Compared with prime mortgage loans, subprime mortgages are typically of smaller value and made to borrowers with some blemish on their credit history or who may provide only limited documentation of their income or assets. Alt-A mortgages are typically larger value loans made to borrowers who might have past credit problems or who, for a variety of reasons, may not choose to obtain a prime mortgage. The database consists of information on all subprime and alt-A mortgage loans that have been securitized, and the individual loans are categorized as subprime or alt-A based on the grade assigned to the security.
In our spreadsheets, the subprime and alt-A categories are subdivided into the following groups: fixed rate mortgages (FRM), adjustable rate mortgages (ARM) and mortgages of other types. ARM balloon loans are placed in the ARM group.
Several key characteristics of these loans are listed along the left-hand side of the spreadsheets. The raw number of first lien mortgage loans in each category is listed in the row labeled number of observations and is additionally expressed per 100 housing units in the relevant geographic area. The spreadsheets also include relevant percentages and mean values, such as the mean outstanding loan balance, that serve as summary statistics for the data set.
Current status reflects the payment status
of the loan as of the month in question. “Current”
means that payments are up to date. “60+ days delinquent”

### Data excerpt

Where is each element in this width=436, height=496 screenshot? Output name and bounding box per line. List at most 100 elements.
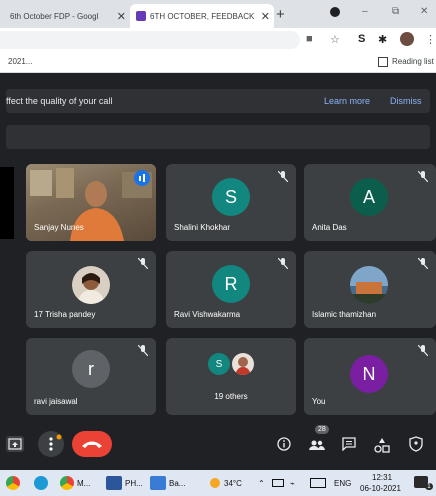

### Jobs
1. In the mortgage excerpt, which group are ARM balloon loans placed in?
2. Copy the passage of the mortgage excerpt between "Several key characteristics" and "the data set.", inclusive.

### Answers
1. The ARM group.

2.
Several key characteristics of these loans are listed along the left-hand side of the spreadsheets. The raw number of first lien mortgage loans in each category is listed in the row labeled number of observations and is additionally expressed per 100 housing units in the relevant geographic area. The spreadsheets also include relevant percentages and mean values, such as the mean outstanding loan balance, that serve as summary statistics for the data set.